> [GOAL OF THE EXERCISE]
Below are records to repeat exactly. Omit the pictures from the copy.
## BEGIN SUPPLIED RECORDS
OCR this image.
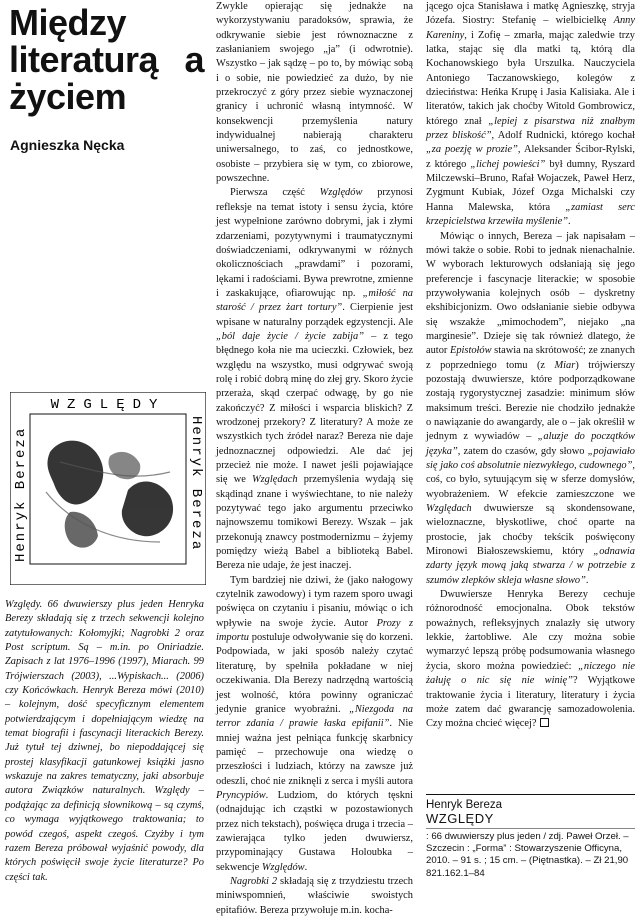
Między literaturą a życiem
Agnieszka Nęcka
WZGLĘDY
Henryk Bereza
Henryk Bereza

Względy. 66 dwuwierszy plus jeden Henryka Berezy składają się z trzech sekwencji kolejno zatytułowanych: Kołomyjki; Nagrobki 2 oraz Post scriptum. Są – m.in. po Oniriadzie. Zapisach z lat 1976–1996 (1997), Miarach. 99 Trójwierszach (2003), ...Wypiskach... (2006) czy Końcówkach. Henryk Bereza mówi (2010) – kolejnym, dość specyficznym elementem potwierdzającym i dopełniającym wiedzę na temat biografii i fascynacji literackich Berezy. Już tytuł tej dziwnej, bo niepoddającej się prostej klasyfikacji gatunkowej książki jasno wskazuje na zakres tematyczny, jaki absorbuje autora Związków naturalnych. Względy – podążając za definicją słownikową – są czymś, co wymaga wyjątkowego traktowania; to powód czegoś, aspekt czegoś. Czyżby i tym razem Bereza próbował wyjaśnić powody, dla których poświęcił swoje życie literaturze? Po części tak.

Zwykle opierając się jednakże na wykorzystywaniu paradoksów, sprawia, że odkrywanie siebie jest równoznaczne z zasłanianiem swojego „ja” (i odwrotnie). Wszystko – jak sądzę – po to, by mówiąc sobą i o sobie, nie powiedzieć za dużo, by nie przekroczyć z góry przez siebie wyznaczonej granicy i uchronić własną intymność. W konsekwencji przemyślenia natury indywidualnej nabierają charakteru uniwersalnego, to zaś, co jednostkowe, osobiste – przybiera się w tym, co zbiorowe, powszechne.

Pierwsza część Względów przynosi refleksje na temat istoty i sensu życia, które jest wypełnione zarówno dobrymi, jak i złymi zdarzeniami, pozytywnymi i traumatycznymi doświadczeniami, odkrywanymi w różnych okolicznościach „prawdami” i pozorami, lękami i radościami. Bywa prewrotne, zmienne i zaskakujące, ofiarowując np. „miłość na starość / przez żart tortury”. Cierpienie jest wpisane w naturalny porządek egzystencji. Ale „ból daje życie / życie zabija” – z tego błędnego koła nie ma ucieczki. Człowiek, bez względu na wszystko, musi odgrywać swoją rolę i robić dobrą minę do złej gry. Skoro życie przeraża, skąd czerpać odwagę, by go nie zakończyć? Z miłości i wsparcia bliskich? Z wrodzonej przekory? Z literatury? A może ze wszystkich tych źródeł naraz? Bereza nie daje jednoznacznej odpowiedzi. Ale dać jej przecież nie może. I nawet jeśli pojawiające się we Względach przemyślenia wydają się skądinąd znane i wyświechtane, to nie należy pozytywać tego jako argumentu przeciwko najnowszemu tomikowi Berezy. Wszak – jak przekonują znawcy postmodernizmu – żyjemy pomiędzy wieżą Babel a biblioteką Babel. Bereza nie udaje, że jest inaczej.

Tym bardziej nie dziwi, że (jako nałogowy czytelnik zawodowy) i tym razem sporo uwagi poświęca on czytaniu i pisaniu, mówiąc o ich wpływie na swoje życie. Autor Prozy z importu postuluje odwoływanie się do korzeni. Podpowiada, w jaki sposób należy czytać literaturę, by spełniła pokładane w niej oczekiwania. Dla Berezy nadrzędną wartością jest wolność, która powinny ograniczać jedynie granice wyobraźni. „Niezgoda na terror zdania / prawie łaska epifanii”. Nie mniej ważna jest pełniąca funkcję skarbnicy pamięć – przechowuje ona wiedzę o przeszłości i ludziach, którzy na zawsze już odeszli, choć nie zniknęli z serca i myśli autora Pryncypiów. Ludziom, do których tęskni (odnajdując ich cząstki w pozostawionych przez nich tekstach), poświęca druga i trzecia – zawierająca tylko jeden dwuwiersz, przypominający Gustawa Holoubka – sekwencje Względów.

Nagrobki 2 składają się z trzydziestu trzech miniwspomnień, właściwie swoistych epitafiów. Bereza przywołuje m.in. kocha-

jącego ojca Stanisława i matkę Agnieszkę, stryja Józefa. Siostry: Stefanię – wielbicielkę Anny Kareniny, i Zofię – zmarła, mając zaledwie trzy latka, stając się dla matki tą, którą dla Kochanowskiego była Urszulka. Nauczyciela Antoniego Taczanowskiego, kolegów z dzieciństwa: Heńka Krupę i Jasia Kalisiaka. Ale i literatów, takich jak choćby Witold Gombrowicz, którego znał „lepiej z pisarstwa niż znałbym przez bliskość”, Adolf Rudnicki, którego kochał „za poezję w prozie”, Aleksander Ścibor-Rylski, z którego „lichej powieści” był dumny, Ryszard Milczewski–Bruno, Rafał Wojaczek, Paweł Herz, Zygmunt Kubiak, Józef Ozga Michalski czy Hanna Malewska, która „zamiast serc krzepicielstwa krzewiła myślenie”.

Mówiąc o innych, Bereza – jak napisałam – mówi także o sobie. Robi to jednak nienachalnie. W wyborach lekturowych odsłaniają się jego preferencje i fascynacje literackie; w sposobie przywoływania kolejnych osób – dyskretny ekshibicjonizm. Owo odsłanianie siebie odbywa się wszakże „mimochodem”, niejako „na marginesie”. Dzieje się tak również dlatego, że autor Epistołów stawia na skrótowość; ze znanych z poprzedniego tomu (z Miar) trójwierszy pozostają dwuwiersze, które podporządkowane zostają rygorystycznej zasadzie: minimum słów maksimum treści. Berezie nie chodziło jednakże o nawiązanie do awangardy, ale o – jak określił w jednym z wywiadów – „aluzje do początków języka”, zatem do czasów, gdy słowo „pojawiało się jako coś absolutnie niezwykłego, cudownego”, coś, co było, sytuującym się w sferze domysłów, wyobrażeniem. W efekcie zamieszczone we Względach dwuwiersze są skondensowane, wieloznaczne, błyskotliwe, choć oparte na prostocie, jak choćby tekścik poświęcony Mironowi Białoszewskiemu, który „odnawia zdarty język mową jaką stwarza / w potrzebie z szumów zlepków skleja własne słowo”.

Dwuwiersze Henryka Berezy cechuje różnorodność emocjonalna. Obok tekstów poważnych, refleksyjnych znalazły się utwory lekkie, żartobliwe. Ale czy można sobie wymarzyć lepszą próbę podsumowania własnego życia, skoro można powiedzieć: „niczego nie żałuję o nic się nie winię”? Wyjątkowe traktowanie życia i literatury, literatury i życia może zatem dać gwarancję samozadowolenia. Czy można chcieć więcej?

Henryk Bereza
WZGLĘDY
: 66 dwuwierszy plus jeden / zdj. Paweł Orzeł. – Szczecin : „Forma” : Stowarzyszenie Officyna, 2010. – 91 s. ; 15 cm. – (Piętnastka). – Zł 21,90
821.162.1–84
## END SUPPLIED RECORDS
> [SOLVED PROBLEM]
OCR this image.
Między literaturą a życiem
Agnieszka Nęcka
WZGLĘDY
Henryk Bereza
Henryk Bereza

Względy. 66 dwuwierszy plus jeden Henryka Berezy składają się z trzech sekwencji kolejno zatytułowanych: Kołomyjki; Nagrobki 2 oraz Post scriptum. Są – m.in. po Oniriadzie. Zapisach z lat 1976–1996 (1997), Miarach. 99 Trójwierszach (2003), ...Wypiskach... (2006) czy Końcówkach. Henryk Bereza mówi (2010) – kolejnym, dość specyficznym elementem potwierdzającym i dopełniającym wiedzę na temat biografii i fascynacji literackich Berezy. Już tytuł tej dziwnej, bo niepoddającej się prostej klasyfikacji gatunkowej książki jasno wskazuje na zakres tematyczny, jaki absorbuje autora Związków naturalnych. Względy – podążając za definicją słownikową – są czymś, co wymaga wyjątkowego traktowania; to powód czegoś, aspekt czegoś. Czyżby i tym razem Bereza próbował wyjaśnić powody, dla których poświęcił swoje życie literaturze? Po części tak.

Zwykle opierając się jednakże na wykorzystywaniu paradoksów, sprawia, że odkrywanie siebie jest równoznaczne z zasłanianiem swojego „ja” (i odwrotnie). Wszystko – jak sądzę – po to, by mówiąc sobą i o sobie, nie powiedzieć za dużo, by nie przekroczyć z góry przez siebie wyznaczonej granicy i uchronić własną intymność. W konsekwencji przemyślenia natury indywidualnej nabierają charakteru uniwersalnego, to zaś, co jednostkowe, osobiste – przybiera się w tym, co zbiorowe, powszechne.

Pierwsza część Względów przynosi refleksje na temat istoty i sensu życia, które jest wypełnione zarówno dobrymi, jak i złymi zdarzeniami, pozytywnymi i traumatycznymi doświadczeniami, odkrywanymi w różnych okolicznościach „prawdami” i pozorami, lękami i radościami. Bywa prewrotne, zmienne i zaskakujące, ofiarowując np. „miłość na starość / przez żart tortury”. Cierpienie jest wpisane w naturalny porządek egzystencji. Ale „ból daje życie / życie zabija” – z tego błędnego koła nie ma ucieczki. Człowiek, bez względu na wszystko, musi odgrywać swoją rolę i robić dobrą minę do złej gry. Skoro życie przeraża, skąd czerpać odwagę, by go nie zakończyć? Z miłości i wsparcia bliskich? Z wrodzonej przekory? Z literatury? A może ze wszystkich tych źródeł naraz? Bereza nie daje jednoznacznej odpowiedzi. Ale dać jej przecież nie może. I nawet jeśli pojawiające się we Względach przemyślenia wydają się skądinąd znane i wyświechtane, to nie należy pozytywać tego jako argumentu przeciwko najnowszemu tomikowi Berezy. Wszak – jak przekonują znawcy postmodernizmu – żyjemy pomiędzy wieżą Babel a biblioteką Babel. Bereza nie udaje, że jest inaczej.

Tym bardziej nie dziwi, że (jako nałogowy czytelnik zawodowy) i tym razem sporo uwagi poświęca on czytaniu i pisaniu, mówiąc o ich wpływie na swoje życie. Autor Prozy z importu postuluje odwoływanie się do korzeni. Podpowiada, w jaki sposób należy czytać literaturę, by spełniła pokładane w niej oczekiwania. Dla Berezy nadrzędną wartością jest wolność, która powinny ograniczać jedynie granice wyobraźni. „Niezgoda na terror zdania / prawie łaska epifanii”. Nie mniej ważna jest pełniąca funkcję skarbnicy pamięć – przechowuje ona wiedzę o przeszłości i ludziach, którzy na zawsze już odeszli, choć nie zniknęli z serca i myśli autora Pryncypiów. Ludziom, do których tęskni (odnajdując ich cząstki w pozostawionych przez nich tekstach), poświęca druga i trzecia – zawierająca tylko jeden dwuwiersz, przypominający Gustawa Holoubka – sekwencje Względów.

Nagrobki 2 składają się z trzydziestu trzech miniwspomnień, właściwie swoistych epitafiów. Bereza przywołuje m.in. kocha-

jącego ojca Stanisława i matkę Agnieszkę, stryja Józefa. Siostry: Stefanię – wielbicielkę Anny Kareniny, i Zofię – zmarła, mając zaledwie trzy latka, stając się dla matki tą, którą dla Kochanowskiego była Urszulka. Nauczyciela Antoniego Taczanowskiego, kolegów z dzieciństwa: Heńka Krupę i Jasia Kalisiaka. Ale i literatów, takich jak choćby Witold Gombrowicz, którego znał „lepiej z pisarstwa niż znałbym przez bliskość”, Adolf Rudnicki, którego kochał „za poezję w prozie”, Aleksander Ścibor-Rylski, z którego „lichej powieści” był dumny, Ryszard Milczewski–Bruno, Rafał Wojaczek, Paweł Herz, Zygmunt Kubiak, Józef Ozga Michalski czy Hanna Malewska, która „zamiast serc krzepicielstwa krzewiła myślenie”.

Mówiąc o innych, Bereza – jak napisałam – mówi także o sobie. Robi to jednak nienachalnie. W wyborach lekturowych odsłaniają się jego preferencje i fascynacje literackie; w sposobie przywoływania kolejnych osób – dyskretny ekshibicjonizm. Owo odsłanianie siebie odbywa się wszakże „mimochodem”, niejako „na marginesie”. Dzieje się tak również dlatego, że autor Epistołów stawia na skrótowość; ze znanych z poprzedniego tomu (z Miar) trójwierszy pozostają dwuwiersze, które podporządkowane zostają rygorystycznej zasadzie: minimum słów maksimum treści. Berezie nie chodziło jednakże o nawiązanie do awangardy, ale o – jak określił w jednym z wywiadów – „aluzje do początków języka”, zatem do czasów, gdy słowo „pojawiało się jako coś absolutnie niezwykłego, cudownego”, coś, co było, sytuującym się w sferze domysłów, wyobrażeniem. W efekcie zamieszczone we Względach dwuwiersze są skondensowane, wieloznaczne, błyskotliwe, choć oparte na prostocie, jak choćby tekścik poświęcony Mironowi Białoszewskiemu, który „odnawia zdarty język mową jaką stwarza / w potrzebie z szumów zlepków skleja własne słowo”.

Dwuwiersze Henryka Berezy cechuje różnorodność emocjonalna. Obok tekstów poważnych, refleksyjnych znalazły się utwory lekkie, żartobliwe. Ale czy można sobie wymarzyć lepszą próbę podsumowania własnego życia, skoro można powiedzieć: „niczego nie żałuję o nic się nie winię”? Wyjątkowe traktowanie życia i literatury, literatury i życia może zatem dać gwarancję samozadowolenia. Czy można chcieć więcej?

Henryk Bereza
WZGLĘDY
: 66 dwuwierszy plus jeden / zdj. Paweł Orzeł. – Szczecin : „Forma” : Stowarzyszenie Officyna, 2010. – 91 s. ; 15 cm. – (Piętnastka). – Zł 21,90
821.162.1–84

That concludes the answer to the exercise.